Without the pictures, give the entries below again exactly as written.

* * *

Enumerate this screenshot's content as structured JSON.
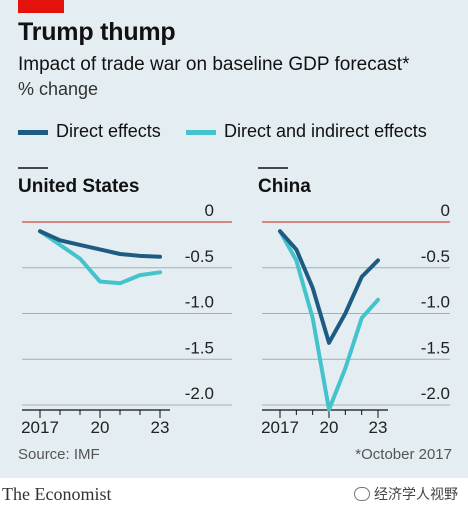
{
  "header": {
    "title": "Trump thump",
    "subtitle": "Impact of trade war on baseline GDP forecast*",
    "unit": "% change"
  },
  "colors": {
    "direct": "#1d5b82",
    "indirect": "#45c3cc",
    "zero_line": "#d06a5c",
    "brand_red": "#e3120b",
    "background": "#e4edf1"
  },
  "footer": {
    "source": "Source: IMF",
    "footnote": "*October 2017",
    "publisher": "The Economist",
    "watermark": "经济学人视野"
  },
  "chart_data": [
    {
      "type": "line",
      "title": "United States",
      "x": [
        2017,
        2018,
        2019,
        2020,
        2021,
        2022,
        2023
      ],
      "x_tick_labels": [
        "2017",
        "20",
        "23"
      ],
      "x_tick_values": [
        2017,
        2020,
        2023
      ],
      "y_tick_labels": [
        "0",
        "-0.5",
        "-1.0",
        "-1.5",
        "-2.0"
      ],
      "y_tick_values": [
        0,
        -0.5,
        -1.0,
        -1.5,
        -2.0
      ],
      "ylim": [
        -2.2,
        0.1
      ],
      "series": [
        {
          "name": "Direct effects",
          "color": "#1d5b82",
          "values": [
            -0.1,
            -0.2,
            -0.25,
            -0.3,
            -0.35,
            -0.37,
            -0.38
          ]
        },
        {
          "name": "Direct and indirect effects",
          "color": "#45c3cc",
          "values": [
            -0.1,
            -0.25,
            -0.4,
            -0.65,
            -0.67,
            -0.58,
            -0.55
          ]
        }
      ]
    },
    {
      "type": "line",
      "title": "China",
      "x": [
        2017,
        2018,
        2019,
        2020,
        2021,
        2022,
        2023
      ],
      "x_tick_labels": [
        "2017",
        "20",
        "23"
      ],
      "x_tick_values": [
        2017,
        2020,
        2023
      ],
      "y_tick_labels": [
        "0",
        "-0.5",
        "-1.0",
        "-1.5",
        "-2.0"
      ],
      "y_tick_values": [
        0,
        -0.5,
        -1.0,
        -1.5,
        -2.0
      ],
      "ylim": [
        -2.2,
        0.1
      ],
      "series": [
        {
          "name": "Direct effects",
          "color": "#1d5b82",
          "values": [
            -0.1,
            -0.3,
            -0.72,
            -1.32,
            -1.0,
            -0.6,
            -0.42
          ]
        },
        {
          "name": "Direct and indirect effects",
          "color": "#45c3cc",
          "values": [
            -0.1,
            -0.42,
            -1.05,
            -2.05,
            -1.6,
            -1.05,
            -0.85
          ]
        }
      ]
    }
  ]
}
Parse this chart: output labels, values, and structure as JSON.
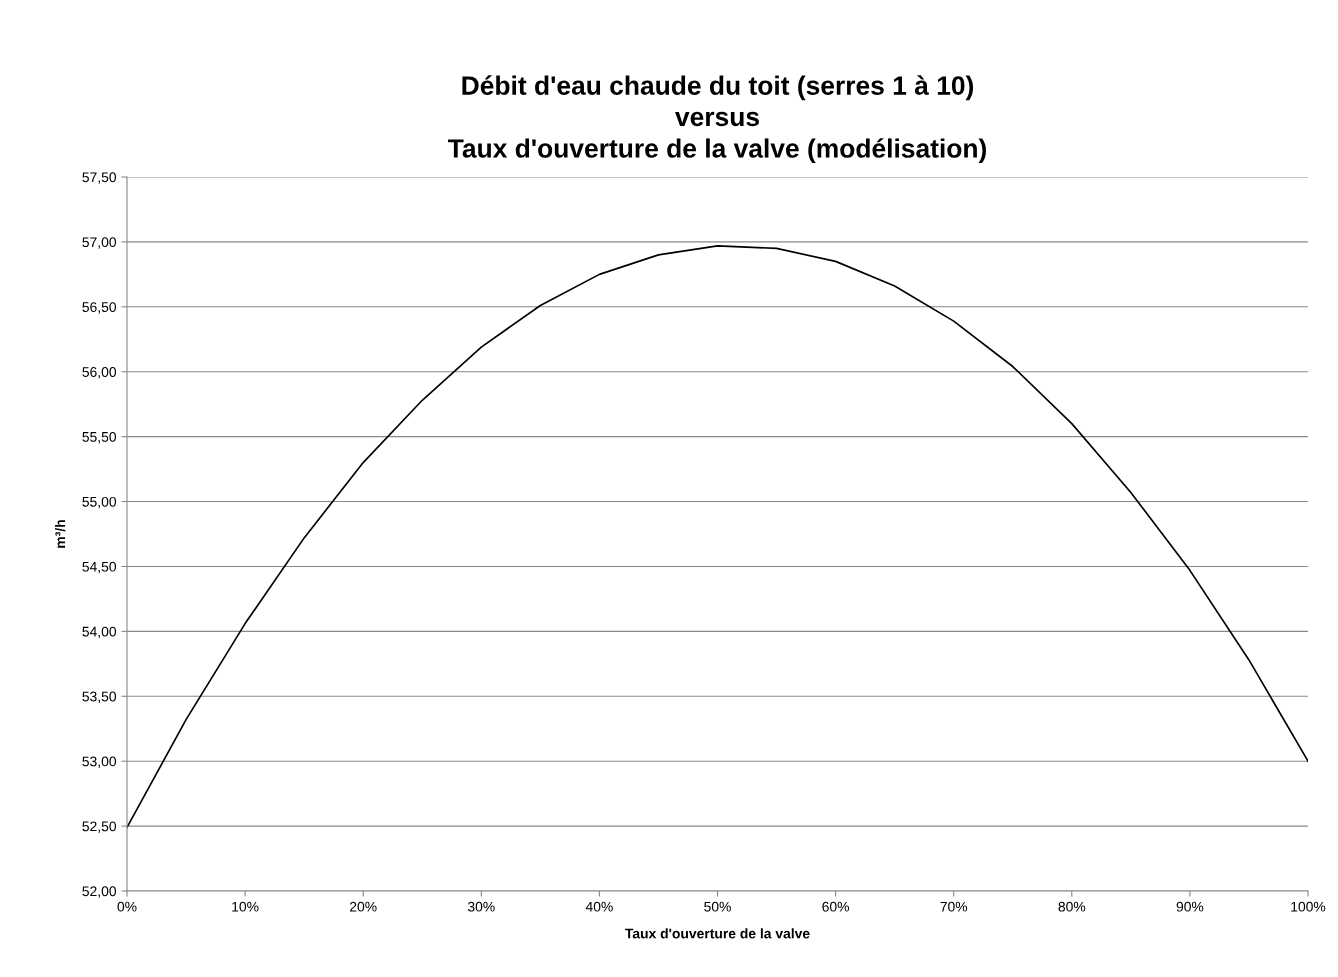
{
  "chart_data": {
    "type": "line",
    "title": "Débit d'eau chaude du toit (serres 1 à 10)\nversus\nTaux d'ouverture de la valve (modélisation)",
    "xlabel": "Taux d'ouverture de la valve",
    "ylabel": "m³/h",
    "x": [
      0,
      5,
      10,
      15,
      20,
      25,
      30,
      35,
      40,
      45,
      50,
      55,
      60,
      65,
      70,
      75,
      80,
      85,
      90,
      95,
      100
    ],
    "series": [
      {
        "color": "#000000",
        "values": [
          52.49,
          53.32,
          54.06,
          54.72,
          55.3,
          55.78,
          56.19,
          56.51,
          56.75,
          56.9,
          56.97,
          56.95,
          56.85,
          56.66,
          56.39,
          56.04,
          55.6,
          55.07,
          54.47,
          53.78,
          53.0
        ]
      }
    ],
    "xlim": [
      0,
      100
    ],
    "xticks": [
      {
        "value": 0,
        "label": "0%"
      },
      {
        "value": 10,
        "label": "10%"
      },
      {
        "value": 20,
        "label": "20%"
      },
      {
        "value": 30,
        "label": "30%"
      },
      {
        "value": 40,
        "label": "40%"
      },
      {
        "value": 50,
        "label": "50%"
      },
      {
        "value": 60,
        "label": "60%"
      },
      {
        "value": 70,
        "label": "70%"
      },
      {
        "value": 80,
        "label": "80%"
      },
      {
        "value": 90,
        "label": "90%"
      },
      {
        "value": 100,
        "label": "100%"
      }
    ],
    "ylim": [
      52,
      57.5
    ],
    "yticks": [
      {
        "value": 52,
        "label": "52,00"
      },
      {
        "value": 52.5,
        "label": "52,50"
      },
      {
        "value": 53,
        "label": "53,00"
      },
      {
        "value": 53.5,
        "label": "53,50"
      },
      {
        "value": 54,
        "label": "54,00"
      },
      {
        "value": 54.5,
        "label": "54,50"
      },
      {
        "value": 55,
        "label": "55,00"
      },
      {
        "value": 55.5,
        "label": "55,50"
      },
      {
        "value": 56,
        "label": "56,00"
      },
      {
        "value": 56.5,
        "label": "56,50"
      },
      {
        "value": 57,
        "label": "57,00"
      },
      {
        "value": 57.5,
        "label": "57,50"
      }
    ],
    "grid": "y",
    "marker": "none",
    "line_style": "solid",
    "legend": false
  }
}
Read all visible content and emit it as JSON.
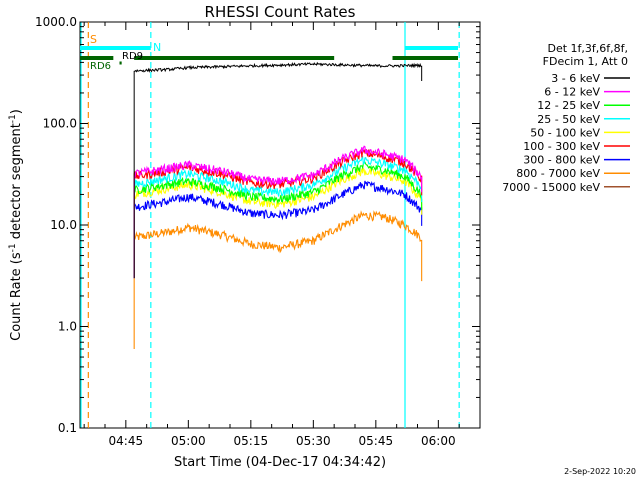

* * *

WORKED ANSWER -
Enumerate this screenshot's content as structured JSON.
{
  "header": {
    "title": "Trump thump",
    "subtitle": "Impact of trade war on baseline GDP forecast*",
    "unit": "% change"
  },
  "colors": {
    "direct": "#1d5b82",
    "indirect": "#45c3cc",
    "zero_line": "#d06a5c",
    "brand_red": "#e3120b",
    "background": "#e4edf1"
  },
  "footer": {
    "source": "Source: IMF",
    "footnote": "*October 2017",
    "publisher": "The Economist",
    "watermark": "经济学人视野"
  },
  "chart_data": [
    {
      "type": "line",
      "title": "United States",
      "x": [
        2017,
        2018,
        2019,
        2020,
        2021,
        2022,
        2023
      ],
      "x_tick_labels": [
        "2017",
        "20",
        "23"
      ],
      "x_tick_values": [
        2017,
        2020,
        2023
      ],
      "y_tick_labels": [
        "0",
        "-0.5",
        "-1.0",
        "-1.5",
        "-2.0"
      ],
      "y_tick_values": [
        0,
        -0.5,
        -1.0,
        -1.5,
        -2.0
      ],
      "ylim": [
        -2.2,
        0.1
      ],
      "series": [
        {
          "name": "Direct effects",
          "color": "#1d5b82",
          "values": [
            -0.1,
            -0.2,
            -0.25,
            -0.3,
            -0.35,
            -0.37,
            -0.38
          ]
        },
        {
          "name": "Direct and indirect effects",
          "color": "#45c3cc",
          "values": [
            -0.1,
            -0.25,
            -0.4,
            -0.65,
            -0.67,
            -0.58,
            -0.55
          ]
        }
      ]
    },
    {
      "type": "line",
      "title": "China",
      "x": [
        2017,
        2018,
        2019,
        2020,
        2021,
        2022,
        2023
      ],
      "x_tick_labels": [
        "2017",
        "20",
        "23"
      ],
      "x_tick_values": [
        2017,
        2020,
        2023
      ],
      "y_tick_labels": [
        "0",
        "-0.5",
        "-1.0",
        "-1.5",
        "-2.0"
      ],
      "y_tick_values": [
        0,
        -0.5,
        -1.0,
        -1.5,
        -2.0
      ],
      "ylim": [
        -2.2,
        0.1
      ],
      "series": [
        {
          "name": "Direct effects",
          "color": "#1d5b82",
          "values": [
            -0.1,
            -0.3,
            -0.72,
            -1.32,
            -1.0,
            -0.6,
            -0.42
          ]
        },
        {
          "name": "Direct and indirect effects",
          "color": "#45c3cc",
          "values": [
            -0.1,
            -0.42,
            -1.05,
            -2.05,
            -1.6,
            -1.05,
            -0.85
          ]
        }
      ]
    }
  ]
}
Parse this chart: output labels, values, and structure as JSON.
{
  "chart_data": {
    "type": "line",
    "title": "Débit d'eau chaude du toit (serres 1 à 10)\nversus\nTaux d'ouverture de la valve (modélisation)",
    "xlabel": "Taux d'ouverture de la valve",
    "ylabel": "m³/h",
    "x": [
      0,
      5,
      10,
      15,
      20,
      25,
      30,
      35,
      40,
      45,
      50,
      55,
      60,
      65,
      70,
      75,
      80,
      85,
      90,
      95,
      100
    ],
    "series": [
      {
        "color": "#000000",
        "values": [
          52.49,
          53.32,
          54.06,
          54.72,
          55.3,
          55.78,
          56.19,
          56.51,
          56.75,
          56.9,
          56.97,
          56.95,
          56.85,
          56.66,
          56.39,
          56.04,
          55.6,
          55.07,
          54.47,
          53.78,
          53.0
        ]
      }
    ],
    "xlim": [
      0,
      100
    ],
    "xticks": [
      {
        "value": 0,
        "label": "0%"
      },
      {
        "value": 10,
        "label": "10%"
      },
      {
        "value": 20,
        "label": "20%"
      },
      {
        "value": 30,
        "label": "30%"
      },
      {
        "value": 40,
        "label": "40%"
      },
      {
        "value": 50,
        "label": "50%"
      },
      {
        "value": 60,
        "label": "60%"
      },
      {
        "value": 70,
        "label": "70%"
      },
      {
        "value": 80,
        "label": "80%"
      },
      {
        "value": 90,
        "label": "90%"
      },
      {
        "value": 100,
        "label": "100%"
      }
    ],
    "ylim": [
      52,
      57.5
    ],
    "yticks": [
      {
        "value": 52,
        "label": "52,00"
      },
      {
        "value": 52.5,
        "label": "52,50"
      },
      {
        "value": 53,
        "label": "53,00"
      },
      {
        "value": 53.5,
        "label": "53,50"
      },
      {
        "value": 54,
        "label": "54,00"
      },
      {
        "value": 54.5,
        "label": "54,50"
      },
      {
        "value": 55,
        "label": "55,00"
      },
      {
        "value": 55.5,
        "label": "55,50"
      },
      {
        "value": 56,
        "label": "56,00"
      },
      {
        "value": 56.5,
        "label": "56,50"
      },
      {
        "value": 57,
        "label": "57,00"
      },
      {
        "value": 57.5,
        "label": "57,50"
      }
    ],
    "grid": "y",
    "marker": "none",
    "line_style": "solid",
    "legend": false
  }
}
Read all visible content and emit it as JSON.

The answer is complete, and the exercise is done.